All entries are to be given again verbatim.

* _DATASET ROWS_:
⟨

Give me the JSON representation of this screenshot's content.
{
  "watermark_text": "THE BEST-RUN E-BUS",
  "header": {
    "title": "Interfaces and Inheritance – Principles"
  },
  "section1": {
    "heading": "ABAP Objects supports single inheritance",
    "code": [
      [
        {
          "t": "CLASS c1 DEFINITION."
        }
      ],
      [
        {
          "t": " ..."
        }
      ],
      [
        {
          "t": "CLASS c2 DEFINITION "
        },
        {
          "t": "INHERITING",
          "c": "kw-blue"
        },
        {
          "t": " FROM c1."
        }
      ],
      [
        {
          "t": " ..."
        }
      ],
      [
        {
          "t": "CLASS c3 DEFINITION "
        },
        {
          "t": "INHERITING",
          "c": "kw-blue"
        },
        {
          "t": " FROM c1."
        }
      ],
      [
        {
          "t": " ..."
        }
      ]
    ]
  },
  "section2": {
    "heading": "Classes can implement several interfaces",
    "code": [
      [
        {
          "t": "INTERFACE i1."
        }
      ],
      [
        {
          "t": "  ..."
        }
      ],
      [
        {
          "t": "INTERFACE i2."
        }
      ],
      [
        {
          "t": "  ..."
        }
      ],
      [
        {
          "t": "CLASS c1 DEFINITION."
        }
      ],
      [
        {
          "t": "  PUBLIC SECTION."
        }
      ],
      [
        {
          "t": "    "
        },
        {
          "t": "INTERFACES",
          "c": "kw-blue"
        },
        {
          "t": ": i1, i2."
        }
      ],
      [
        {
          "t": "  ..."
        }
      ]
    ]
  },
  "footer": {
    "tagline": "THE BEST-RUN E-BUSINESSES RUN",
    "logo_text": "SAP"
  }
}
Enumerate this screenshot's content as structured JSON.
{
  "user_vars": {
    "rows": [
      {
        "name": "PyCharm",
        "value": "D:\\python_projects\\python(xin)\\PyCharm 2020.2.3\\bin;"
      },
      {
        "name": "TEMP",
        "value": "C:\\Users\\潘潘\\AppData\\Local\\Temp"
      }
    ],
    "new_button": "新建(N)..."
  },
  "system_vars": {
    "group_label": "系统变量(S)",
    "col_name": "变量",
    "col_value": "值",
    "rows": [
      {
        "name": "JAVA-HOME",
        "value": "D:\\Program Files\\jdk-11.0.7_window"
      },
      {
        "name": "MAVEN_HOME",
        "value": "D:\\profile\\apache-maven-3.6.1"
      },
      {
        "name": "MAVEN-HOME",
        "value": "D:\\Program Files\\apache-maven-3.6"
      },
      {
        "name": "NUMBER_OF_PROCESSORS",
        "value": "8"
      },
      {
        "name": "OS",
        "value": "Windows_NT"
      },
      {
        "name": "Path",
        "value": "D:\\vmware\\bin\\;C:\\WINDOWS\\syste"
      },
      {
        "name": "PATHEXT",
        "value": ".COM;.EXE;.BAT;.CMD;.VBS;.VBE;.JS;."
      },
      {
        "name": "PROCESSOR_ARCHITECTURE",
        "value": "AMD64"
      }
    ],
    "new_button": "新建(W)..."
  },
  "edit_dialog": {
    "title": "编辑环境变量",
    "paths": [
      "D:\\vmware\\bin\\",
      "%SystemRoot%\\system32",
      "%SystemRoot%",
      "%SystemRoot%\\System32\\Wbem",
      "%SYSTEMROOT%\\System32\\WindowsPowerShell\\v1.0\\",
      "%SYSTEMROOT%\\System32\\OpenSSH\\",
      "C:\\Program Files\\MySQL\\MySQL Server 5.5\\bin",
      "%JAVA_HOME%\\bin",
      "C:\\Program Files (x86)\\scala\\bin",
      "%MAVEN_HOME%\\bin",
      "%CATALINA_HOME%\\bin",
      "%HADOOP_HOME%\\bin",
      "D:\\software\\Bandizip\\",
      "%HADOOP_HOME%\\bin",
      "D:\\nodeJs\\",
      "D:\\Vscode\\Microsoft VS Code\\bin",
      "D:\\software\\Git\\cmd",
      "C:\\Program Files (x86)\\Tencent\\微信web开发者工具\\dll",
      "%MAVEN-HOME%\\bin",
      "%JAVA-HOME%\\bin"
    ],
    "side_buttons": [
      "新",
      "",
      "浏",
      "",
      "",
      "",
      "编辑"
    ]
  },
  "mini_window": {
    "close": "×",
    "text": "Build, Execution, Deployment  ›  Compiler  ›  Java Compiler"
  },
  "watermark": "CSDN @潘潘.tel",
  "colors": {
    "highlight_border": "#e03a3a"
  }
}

⟩

* _TASK ANSWER_:
Give me the JSON representation of this screenshot's content.
{
  "watermark_text": "THE BEST-RUN E-BUS",
  "header": {
    "title": "Interfaces and Inheritance – Principles"
  },
  "section1": {
    "heading": "ABAP Objects supports single inheritance",
    "code": [
      [
        {
          "t": "CLASS c1 DEFINITION."
        }
      ],
      [
        {
          "t": " ..."
        }
      ],
      [
        {
          "t": "CLASS c2 DEFINITION "
        },
        {
          "t": "INHERITING",
          "c": "kw-blue"
        },
        {
          "t": " FROM c1."
        }
      ],
      [
        {
          "t": " ..."
        }
      ],
      [
        {
          "t": "CLASS c3 DEFINITION "
        },
        {
          "t": "INHERITING",
          "c": "kw-blue"
        },
        {
          "t": " FROM c1."
        }
      ],
      [
        {
          "t": " ..."
        }
      ]
    ]
  },
  "section2": {
    "heading": "Classes can implement several interfaces",
    "code": [
      [
        {
          "t": "INTERFACE i1."
        }
      ],
      [
        {
          "t": "  ..."
        }
      ],
      [
        {
          "t": "INTERFACE i2."
        }
      ],
      [
        {
          "t": "  ..."
        }
      ],
      [
        {
          "t": "CLASS c1 DEFINITION."
        }
      ],
      [
        {
          "t": "  PUBLIC SECTION."
        }
      ],
      [
        {
          "t": "    "
        },
        {
          "t": "INTERFACES",
          "c": "kw-blue"
        },
        {
          "t": ": i1, i2."
        }
      ],
      [
        {
          "t": "  ..."
        }
      ]
    ]
  },
  "footer": {
    "tagline": "THE BEST-RUN E-BUSINESSES RUN",
    "logo_text": "SAP"
  }
}
Enumerate this screenshot's content as structured JSON.
{
  "user_vars": {
    "rows": [
      {
        "name": "PyCharm",
        "value": "D:\\python_projects\\python(xin)\\PyCharm 2020.2.3\\bin;"
      },
      {
        "name": "TEMP",
        "value": "C:\\Users\\潘潘\\AppData\\Local\\Temp"
      }
    ],
    "new_button": "新建(N)..."
  },
  "system_vars": {
    "group_label": "系统变量(S)",
    "col_name": "变量",
    "col_value": "值",
    "rows": [
      {
        "name": "JAVA-HOME",
        "value": "D:\\Program Files\\jdk-11.0.7_window"
      },
      {
        "name": "MAVEN_HOME",
        "value": "D:\\profile\\apache-maven-3.6.1"
      },
      {
        "name": "MAVEN-HOME",
        "value": "D:\\Program Files\\apache-maven-3.6"
      },
      {
        "name": "NUMBER_OF_PROCESSORS",
        "value": "8"
      },
      {
        "name": "OS",
        "value": "Windows_NT"
      },
      {
        "name": "Path",
        "value": "D:\\vmware\\bin\\;C:\\WINDOWS\\syste"
      },
      {
        "name": "PATHEXT",
        "value": ".COM;.EXE;.BAT;.CMD;.VBS;.VBE;.JS;."
      },
      {
        "name": "PROCESSOR_ARCHITECTURE",
        "value": "AMD64"
      }
    ],
    "new_button": "新建(W)..."
  },
  "edit_dialog": {
    "title": "编辑环境变量",
    "paths": [
      "D:\\vmware\\bin\\",
      "%SystemRoot%\\system32",
      "%SystemRoot%",
      "%SystemRoot%\\System32\\Wbem",
      "%SYSTEMROOT%\\System32\\WindowsPowerShell\\v1.0\\",
      "%SYSTEMROOT%\\System32\\OpenSSH\\",
      "C:\\Program Files\\MySQL\\MySQL Server 5.5\\bin",
      "%JAVA_HOME%\\bin",
      "C:\\Program Files (x86)\\scala\\bin",
      "%MAVEN_HOME%\\bin",
      "%CATALINA_HOME%\\bin",
      "%HADOOP_HOME%\\bin",
      "D:\\software\\Bandizip\\",
      "%HADOOP_HOME%\\bin",
      "D:\\nodeJs\\",
      "D:\\Vscode\\Microsoft VS Code\\bin",
      "D:\\software\\Git\\cmd",
      "C:\\Program Files (x86)\\Tencent\\微信web开发者工具\\dll",
      "%MAVEN-HOME%\\bin",
      "%JAVA-HOME%\\bin"
    ],
    "side_buttons": [
      "新",
      "",
      "浏",
      "",
      "",
      "",
      "编辑"
    ]
  },
  "mini_window": {
    "close": "×",
    "text": "Build, Execution, Deployment  ›  Compiler  ›  Java Compiler"
  },
  "watermark": "CSDN @潘潘.tel",
  "colors": {
    "highlight_border": "#e03a3a"
  }
}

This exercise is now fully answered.